>> Begin Data for this task
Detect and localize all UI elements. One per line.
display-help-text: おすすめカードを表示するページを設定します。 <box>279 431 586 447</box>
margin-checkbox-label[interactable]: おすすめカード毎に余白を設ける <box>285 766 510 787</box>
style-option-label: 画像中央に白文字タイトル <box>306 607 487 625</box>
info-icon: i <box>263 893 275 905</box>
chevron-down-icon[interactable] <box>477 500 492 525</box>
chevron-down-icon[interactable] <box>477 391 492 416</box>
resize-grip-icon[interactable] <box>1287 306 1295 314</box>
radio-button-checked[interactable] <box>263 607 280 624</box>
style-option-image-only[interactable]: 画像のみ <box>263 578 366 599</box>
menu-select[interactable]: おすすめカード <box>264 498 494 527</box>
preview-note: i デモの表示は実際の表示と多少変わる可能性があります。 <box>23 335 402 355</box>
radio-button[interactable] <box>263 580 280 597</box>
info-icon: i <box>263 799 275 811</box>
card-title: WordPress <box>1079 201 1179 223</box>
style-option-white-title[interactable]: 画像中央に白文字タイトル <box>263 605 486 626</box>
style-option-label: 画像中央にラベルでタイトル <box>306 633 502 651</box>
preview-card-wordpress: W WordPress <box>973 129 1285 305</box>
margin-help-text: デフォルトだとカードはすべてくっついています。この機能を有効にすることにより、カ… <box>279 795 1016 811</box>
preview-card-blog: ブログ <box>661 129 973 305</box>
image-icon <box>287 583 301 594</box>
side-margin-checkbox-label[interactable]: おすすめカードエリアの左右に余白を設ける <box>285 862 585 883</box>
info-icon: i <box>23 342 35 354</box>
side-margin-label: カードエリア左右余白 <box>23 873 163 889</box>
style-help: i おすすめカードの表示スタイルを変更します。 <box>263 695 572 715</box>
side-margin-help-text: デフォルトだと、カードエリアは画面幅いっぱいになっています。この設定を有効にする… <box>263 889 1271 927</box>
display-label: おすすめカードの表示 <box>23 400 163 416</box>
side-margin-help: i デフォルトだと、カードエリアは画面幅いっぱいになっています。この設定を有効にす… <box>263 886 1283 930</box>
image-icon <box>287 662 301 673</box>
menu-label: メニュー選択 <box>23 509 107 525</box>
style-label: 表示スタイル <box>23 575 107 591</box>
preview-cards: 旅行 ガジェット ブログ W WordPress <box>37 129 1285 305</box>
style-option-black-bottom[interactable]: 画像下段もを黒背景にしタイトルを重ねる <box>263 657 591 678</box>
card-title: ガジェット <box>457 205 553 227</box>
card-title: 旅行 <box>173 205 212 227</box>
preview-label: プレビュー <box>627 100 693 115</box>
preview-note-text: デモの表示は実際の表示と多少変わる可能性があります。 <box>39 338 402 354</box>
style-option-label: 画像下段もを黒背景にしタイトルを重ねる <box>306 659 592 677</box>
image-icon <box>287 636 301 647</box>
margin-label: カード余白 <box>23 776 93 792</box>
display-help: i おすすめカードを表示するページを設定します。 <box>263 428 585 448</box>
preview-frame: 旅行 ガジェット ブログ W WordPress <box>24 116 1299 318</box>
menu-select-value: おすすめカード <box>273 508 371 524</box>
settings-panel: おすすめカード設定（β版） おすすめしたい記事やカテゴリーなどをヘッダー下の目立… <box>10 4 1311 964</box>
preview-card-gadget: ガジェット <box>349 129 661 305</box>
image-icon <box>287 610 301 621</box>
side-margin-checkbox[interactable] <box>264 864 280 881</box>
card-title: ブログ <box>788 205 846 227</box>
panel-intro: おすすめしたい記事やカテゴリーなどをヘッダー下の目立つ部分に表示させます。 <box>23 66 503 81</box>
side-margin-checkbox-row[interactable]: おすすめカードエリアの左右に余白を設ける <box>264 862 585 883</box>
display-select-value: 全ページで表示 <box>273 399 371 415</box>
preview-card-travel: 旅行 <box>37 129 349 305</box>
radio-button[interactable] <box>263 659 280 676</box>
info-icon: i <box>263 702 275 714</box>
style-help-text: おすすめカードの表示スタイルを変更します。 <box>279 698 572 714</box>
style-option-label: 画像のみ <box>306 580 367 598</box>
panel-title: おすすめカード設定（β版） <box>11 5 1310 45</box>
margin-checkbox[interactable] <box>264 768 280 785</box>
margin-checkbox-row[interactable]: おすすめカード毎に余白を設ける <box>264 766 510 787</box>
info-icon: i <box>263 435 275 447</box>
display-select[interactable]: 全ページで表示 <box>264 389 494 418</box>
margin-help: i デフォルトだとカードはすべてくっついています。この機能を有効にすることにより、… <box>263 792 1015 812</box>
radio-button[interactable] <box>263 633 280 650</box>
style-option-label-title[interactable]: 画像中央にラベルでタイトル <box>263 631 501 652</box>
>> End Data for this task
Aim of the task -> Rewrite the records with every "info-icon" changed to "information-icon", keeping all other text the same.

Expected output ->
Detect and localize all UI elements. One per line.
display-help-text: おすすめカードを表示するページを設定します。 <box>279 431 586 447</box>
margin-checkbox-label[interactable]: おすすめカード毎に余白を設ける <box>285 766 510 787</box>
style-option-label: 画像中央に白文字タイトル <box>306 607 487 625</box>
information-icon: i <box>263 893 275 905</box>
chevron-down-icon[interactable] <box>477 500 492 525</box>
chevron-down-icon[interactable] <box>477 391 492 416</box>
resize-grip-icon[interactable] <box>1287 306 1295 314</box>
radio-button-checked[interactable] <box>263 607 280 624</box>
style-option-image-only[interactable]: 画像のみ <box>263 578 366 599</box>
menu-select[interactable]: おすすめカード <box>264 498 494 527</box>
preview-note: i デモの表示は実際の表示と多少変わる可能性があります。 <box>23 335 402 355</box>
radio-button[interactable] <box>263 580 280 597</box>
information-icon: i <box>263 799 275 811</box>
card-title: WordPress <box>1079 201 1179 223</box>
style-option-white-title[interactable]: 画像中央に白文字タイトル <box>263 605 486 626</box>
style-option-label: 画像中央にラベルでタイトル <box>306 633 502 651</box>
preview-card-wordpress: W WordPress <box>973 129 1285 305</box>
margin-help-text: デフォルトだとカードはすべてくっついています。この機能を有効にすることにより、カ… <box>279 795 1016 811</box>
preview-card-blog: ブログ <box>661 129 973 305</box>
image-icon <box>287 583 301 594</box>
side-margin-checkbox-label[interactable]: おすすめカードエリアの左右に余白を設ける <box>285 862 585 883</box>
information-icon: i <box>23 342 35 354</box>
side-margin-label: カードエリア左右余白 <box>23 873 163 889</box>
style-help: i おすすめカードの表示スタイルを変更します。 <box>263 695 572 715</box>
side-margin-help-text: デフォルトだと、カードエリアは画面幅いっぱいになっています。この設定を有効にする… <box>263 889 1271 927</box>
display-label: おすすめカードの表示 <box>23 400 163 416</box>
side-margin-help: i デフォルトだと、カードエリアは画面幅いっぱいになっています。この設定を有効にす… <box>263 886 1283 930</box>
image-icon <box>287 662 301 673</box>
menu-label: メニュー選択 <box>23 509 107 525</box>
style-label: 表示スタイル <box>23 575 107 591</box>
preview-cards: 旅行 ガジェット ブログ W WordPress <box>37 129 1285 305</box>
style-option-black-bottom[interactable]: 画像下段もを黒背景にしタイトルを重ねる <box>263 657 591 678</box>
card-title: ガジェット <box>457 205 553 227</box>
card-title: 旅行 <box>173 205 212 227</box>
preview-label: プレビュー <box>627 100 693 115</box>
preview-note-text: デモの表示は実際の表示と多少変わる可能性があります。 <box>39 338 402 354</box>
style-option-label: 画像下段もを黒背景にしタイトルを重ねる <box>306 659 592 677</box>
image-icon <box>287 636 301 647</box>
margin-label: カード余白 <box>23 776 93 792</box>
display-help: i おすすめカードを表示するページを設定します。 <box>263 428 585 448</box>
preview-frame: 旅行 ガジェット ブログ W WordPress <box>24 116 1299 318</box>
menu-select-value: おすすめカード <box>273 508 371 524</box>
settings-panel: おすすめカード設定（β版） おすすめしたい記事やカテゴリーなどをヘッダー下の目立… <box>10 4 1311 964</box>
preview-card-gadget: ガジェット <box>349 129 661 305</box>
image-icon <box>287 610 301 621</box>
side-margin-checkbox[interactable] <box>264 864 280 881</box>
card-title: ブログ <box>788 205 846 227</box>
panel-intro: おすすめしたい記事やカテゴリーなどをヘッダー下の目立つ部分に表示させます。 <box>23 66 503 81</box>
side-margin-checkbox-row[interactable]: おすすめカードエリアの左右に余白を設ける <box>264 862 585 883</box>
display-select-value: 全ページで表示 <box>273 399 371 415</box>
preview-card-travel: 旅行 <box>37 129 349 305</box>
radio-button[interactable] <box>263 659 280 676</box>
information-icon: i <box>263 702 275 714</box>
style-help-text: おすすめカードの表示スタイルを変更します。 <box>279 698 572 714</box>
style-option-label: 画像のみ <box>306 580 367 598</box>
panel-title: おすすめカード設定（β版） <box>11 5 1310 45</box>
margin-checkbox[interactable] <box>264 768 280 785</box>
margin-checkbox-row[interactable]: おすすめカード毎に余白を設ける <box>264 766 510 787</box>
information-icon: i <box>263 435 275 447</box>
display-select[interactable]: 全ページで表示 <box>264 389 494 418</box>
margin-help: i デフォルトだとカードはすべてくっついています。この機能を有効にすることにより、… <box>263 792 1015 812</box>
radio-button[interactable] <box>263 633 280 650</box>
style-option-label-title[interactable]: 画像中央にラベルでタイトル <box>263 631 501 652</box>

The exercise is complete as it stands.